TASK REQUIREMENTS - Copy all the entries word for word, but omit the pictures.
# START OF DATA PROVIDED
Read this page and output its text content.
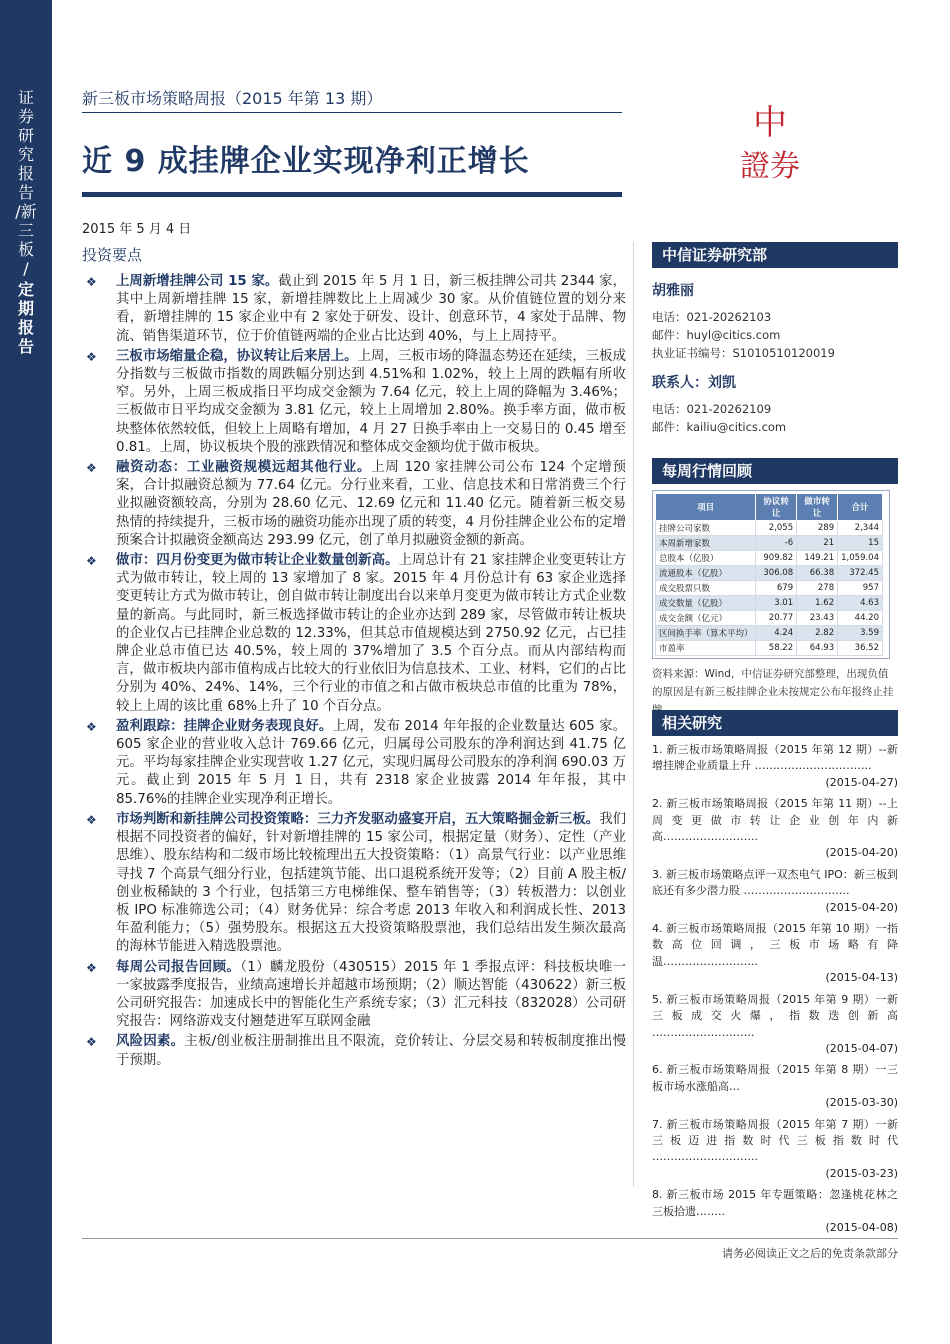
证券研究报告 /新三板 /
定期报告
新三板市场策略周报（2015 年第 13 期）
近 9 成挂牌企业实现净利正增长
中
證券
2015 年 5 月 4 日
投资要点
❖ 上周新增挂牌公司 15 家。截止到 2015 年 5 月 1 日，新三板挂牌公司共 2344 家，其中上周新增挂牌 15 家，新增挂牌数比上上周减少 30 家。从价值链位置的划分来看，新增挂牌的 15 家企业中有 2 家处于研发、设计、创意环节，4 家处于品牌、物流、销售渠道环节，位于价值链两端的企业占比达到 40%，与上上周持平。
❖ 三板市场缩量企稳，协议转让后来居上。上周，三板市场的降温态势还在延续，三板成分指数与三板做市指数的周跌幅分别达到 4.51%和 1.02%，较上上周的跌幅有所收窄。另外，上周三板成指日平均成交金额为 7.64 亿元，较上上周的降幅为 3.46%；三板做市日平均成交金额为 3.81 亿元，较上上周增加 2.80%。换手率方面，做市板块整体依然较低，但较上上周略有增加，4 月 27 日换手率由上一交易日的 0.45 增至 0.81。上周，协议板块个股的涨跌情况和整体成交金额均优于做市板块。
❖ 融资动态：工业融资规模远超其他行业。上周 120 家挂牌公司公布 124 个定增预案，合计拟融资总额为 77.64 亿元。分行业来看，工业、信息技术和日常消费三个行业拟融资额较高，分别为 28.60 亿元、12.69 亿元和 11.40 亿元。随着新三板交易热情的持续提升，三板市场的融资功能亦出现了质的转变，4 月份挂牌企业公布的定增预案合计拟融资金额高达 293.99 亿元，创了单月拟融资金额的新高。
❖ 做市：四月份变更为做市转让企业数量创新高。上周总计有 21 家挂牌企业变更转让方式为做市转让，较上周的 13 家增加了 8 家。2015 年 4 月份总计有 63 家企业选择变更转让方式为做市转让，创自做市转让制度出台以来单月变更为做市转让方式企业数量的新高。与此同时，新三板选择做市转让的企业亦达到 289 家，尽管做市转让板块的企业仅占已挂牌企业总数的 12.33%，但其总市值规模达到 2750.92 亿元，占已挂牌企业总市值已达 40.5%，较上周的 37%增加了 3.5 个百分点。而从内部结构而言，做市板块内部市值构成占比较大的行业依旧为信息技术、工业、材料，它们的占比分别为 40%、24%、14%，三个行业的市值之和占做市板块总市值的比重为 78%，较上上周的该比重 68%上升了 10 个百分点。
❖ 盈利跟踪：挂牌企业财务表现良好。上周，发布 2014 年年报的企业数量达 605 家。605 家企业的营业收入总计 769.66 亿元，归属母公司股东的净利润达到 41.75 亿元。平均每家挂牌企业实现营收 1.27 亿元，实现归属母公司股东的净利润 690.03 万元。截止到 2015 年 5 月 1 日，共有 2318 家企业披露 2014 年年报，其中 85.76%的挂牌企业实现净利正增长。
❖ 市场判断和新挂牌公司投资策略：三力齐发驱动盛宴开启，五大策略掘金新三板。我们根据不同投资者的偏好，针对新增挂牌的 15 家公司，根据定量（财务）、定性（产业思维）、股东结构和二级市场比较梳理出五大投资策略：（1）高景气行业：以产业思维寻找 7 个高景气细分行业，包括建筑节能、出口退税系统开发等；（2）目前 A 股主板/创业板稀缺的 3 个行业，包括第三方电梯维保、整车销售等；（3）转板潜力：以创业板 IPO 标准筛选公司；（4）财务优异：综合考虑 2013 年收入和利润成长性、2013 年盈利能力；（5）强势股东。根据这五大投资策略股票池，我们总结出发生频次最高的海林节能进入精选股票池。
❖ 每周公司报告回顾。（1）麟龙股份（430515）2015 年 1 季报点评：科技板块唯一一家披露季度报告，业绩高速增长并超越市场预期；（2）顺达智能（430622）新三板公司研究报告：加速成长中的智能化生产系统专家；（3）汇元科技（832028）公司研究报告：网络游戏支付翘楚进军互联网金融
❖ 风险因素。主板/创业板注册制推出且不限流，竞价转让、分层交易和转板制度推出慢于预期。
中信证券研究部
胡雅丽
电话：021-20262103
邮件：huyl@citics.com
执业证书编号：S1010510120019
联系人：刘凯
电话：021-20262109
邮件：kailiu@citics.com
每周行情回顾
项目	协议转让	做市转让	合计
挂牌公司家数	2,055	289	2,344
本周新增家数	-6	21	15
总股本（亿股）	909.82	149.21	1,059.04
流通股本（亿股）	306.08	66.38	372.45
成交股票只数	679	278	957
成交数量（亿股）	3.01	1.62	4.63
成交金额（亿元）	20.77	23.43	44.20
区间换手率（算术平均）	4.24	2.82	3.59
市盈率	58.22	64.93	36.52
资料来源：Wind，中信证券研究部整理，出现负值的原因是有新三板挂牌企业未按规定公布年报终止挂
相关研究
1. 新三板市场策略周报（2015 年第 12 期）--新增挂牌企业质量上升 …………………………..
(2015-04-27)
2. 新三板市场策略周报（2015 年第 11 期）--上周变更做市转让企业创年内新高……………………..
(2015-04-20)
3. 新三板市场策略点评一双杰电气 IPO：新三板到底还有多少潜力股 ………………………..
(2015-04-20)
4. 新三板市场策略周报（2015 年第 10 期）一指数高位回调，三板市场略有降温……………………..
(2015-04-13)
5. 新三板市场策略周报（2015 年第 9 期）一新三板成交火爆，指数迭创新高 ……………………….
(2015-04-07)
6. 新三板市场策略周报（2015 年第 8 期）一三板市场水涨船高…
(2015-03-30)
7. 新三板市场策略周报（2015 年第 7 期）一新三板迈进指数时代三板指数时代 ………………………..
(2015-03-23)
8. 新三板市场 2015 年专题策略：忽逢桃花林之三板拾遗……..
(2015-04-08)
请务必阅读正文之后的免责条款部分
# END OF DATA PROVIDED
RESULT OF THIS TASK -
Read this page and output its text content.
证券研究报告 /新三板 /
定期报告
新三板市场策略周报（2015 年第 13 期）
近 9 成挂牌企业实现净利正增长
中
證券
2015 年 5 月 4 日
投资要点
❖ 上周新增挂牌公司 15 家。截止到 2015 年 5 月 1 日，新三板挂牌公司共 2344 家，其中上周新增挂牌 15 家，新增挂牌数比上上周减少 30 家。从价值链位置的划分来看，新增挂牌的 15 家企业中有 2 家处于研发、设计、创意环节，4 家处于品牌、物流、销售渠道环节，位于价值链两端的企业占比达到 40%，与上上周持平。
❖ 三板市场缩量企稳，协议转让后来居上。上周，三板市场的降温态势还在延续，三板成分指数与三板做市指数的周跌幅分别达到 4.51%和 1.02%，较上上周的跌幅有所收窄。另外，上周三板成指日平均成交金额为 7.64 亿元，较上上周的降幅为 3.46%；三板做市日平均成交金额为 3.81 亿元，较上上周增加 2.80%。换手率方面，做市板块整体依然较低，但较上上周略有增加，4 月 27 日换手率由上一交易日的 0.45 增至 0.81。上周，协议板块个股的涨跌情况和整体成交金额均优于做市板块。
❖ 融资动态：工业融资规模远超其他行业。上周 120 家挂牌公司公布 124 个定增预案，合计拟融资总额为 77.64 亿元。分行业来看，工业、信息技术和日常消费三个行业拟融资额较高，分别为 28.60 亿元、12.69 亿元和 11.40 亿元。随着新三板交易热情的持续提升，三板市场的融资功能亦出现了质的转变，4 月份挂牌企业公布的定增预案合计拟融资金额高达 293.99 亿元，创了单月拟融资金额的新高。
❖ 做市：四月份变更为做市转让企业数量创新高。上周总计有 21 家挂牌企业变更转让方式为做市转让，较上周的 13 家增加了 8 家。2015 年 4 月份总计有 63 家企业选择变更转让方式为做市转让，创自做市转让制度出台以来单月变更为做市转让方式企业数量的新高。与此同时，新三板选择做市转让的企业亦达到 289 家，尽管做市转让板块的企业仅占已挂牌企业总数的 12.33%，但其总市值规模达到 2750.92 亿元，占已挂牌企业总市值已达 40.5%，较上周的 37%增加了 3.5 个百分点。而从内部结构而言，做市板块内部市值构成占比较大的行业依旧为信息技术、工业、材料，它们的占比分别为 40%、24%、14%，三个行业的市值之和占做市板块总市值的比重为 78%，较上上周的该比重 68%上升了 10 个百分点。
❖ 盈利跟踪：挂牌企业财务表现良好。上周，发布 2014 年年报的企业数量达 605 家。605 家企业的营业收入总计 769.66 亿元，归属母公司股东的净利润达到 41.75 亿元。平均每家挂牌企业实现营收 1.27 亿元，实现归属母公司股东的净利润 690.03 万元。截止到 2015 年 5 月 1 日，共有 2318 家企业披露 2014 年年报，其中 85.76%的挂牌企业实现净利正增长。
❖ 市场判断和新挂牌公司投资策略：三力齐发驱动盛宴开启，五大策略掘金新三板。我们根据不同投资者的偏好，针对新增挂牌的 15 家公司，根据定量（财务）、定性（产业思维）、股东结构和二级市场比较梳理出五大投资策略：（1）高景气行业：以产业思维寻找 7 个高景气细分行业，包括建筑节能、出口退税系统开发等；（2）目前 A 股主板/创业板稀缺的 3 个行业，包括第三方电梯维保、整车销售等；（3）转板潜力：以创业板 IPO 标准筛选公司；（4）财务优异：综合考虑 2013 年收入和利润成长性、2013 年盈利能力；（5）强势股东。根据这五大投资策略股票池，我们总结出发生频次最高的海林节能进入精选股票池。
❖ 每周公司报告回顾。（1）麟龙股份（430515）2015 年 1 季报点评：科技板块唯一一家披露季度报告，业绩高速增长并超越市场预期；（2）顺达智能（430622）新三板公司研究报告：加速成长中的智能化生产系统专家；（3）汇元科技（832028）公司研究报告：网络游戏支付翘楚进军互联网金融
❖ 风险因素。主板/创业板注册制推出且不限流，竞价转让、分层交易和转板制度推出慢于预期。
中信证券研究部
胡雅丽
电话：021-20262103
邮件：huyl@citics.com
执业证书编号：S1010510120019
联系人：刘凯
电话：021-20262109
邮件：kailiu@citics.com
每周行情回顾
项目	协议转让	做市转让	合计
挂牌公司家数	2,055	289	2,344
本周新增家数	-6	21	15
总股本（亿股）	909.82	149.21	1,059.04
流通股本（亿股）	306.08	66.38	372.45
成交股票只数	679	278	957
成交数量（亿股）	3.01	1.62	4.63
成交金额（亿元）	20.77	23.43	44.20
区间换手率（算术平均）	4.24	2.82	3.59
市盈率	58.22	64.93	36.52
资料来源：Wind，中信证券研究部整理，出现负值的原因是有新三板挂牌企业未按规定公布年报终止挂
相关研究
1. 新三板市场策略周报（2015 年第 12 期）--新增挂牌企业质量上升 …………………………..
(2015-04-27)
2. 新三板市场策略周报（2015 年第 11 期）--上周变更做市转让企业创年内新高……………………..
(2015-04-20)
3. 新三板市场策略点评一双杰电气 IPO：新三板到底还有多少潜力股 ………………………..
(2015-04-20)
4. 新三板市场策略周报（2015 年第 10 期）一指数高位回调，三板市场略有降温……………………..
(2015-04-13)
5. 新三板市场策略周报（2015 年第 9 期）一新三板成交火爆，指数迭创新高 ……………………….
(2015-04-07)
6. 新三板市场策略周报（2015 年第 8 期）一三板市场水涨船高…
(2015-03-30)
7. 新三板市场策略周报（2015 年第 7 期）一新三板迈进指数时代三板指数时代 ………………………..
(2015-03-23)
8. 新三板市场 2015 年专题策略：忽逢桃花林之三板拾遗……..
(2015-04-08)
请务必阅读正文之后的免责条款部分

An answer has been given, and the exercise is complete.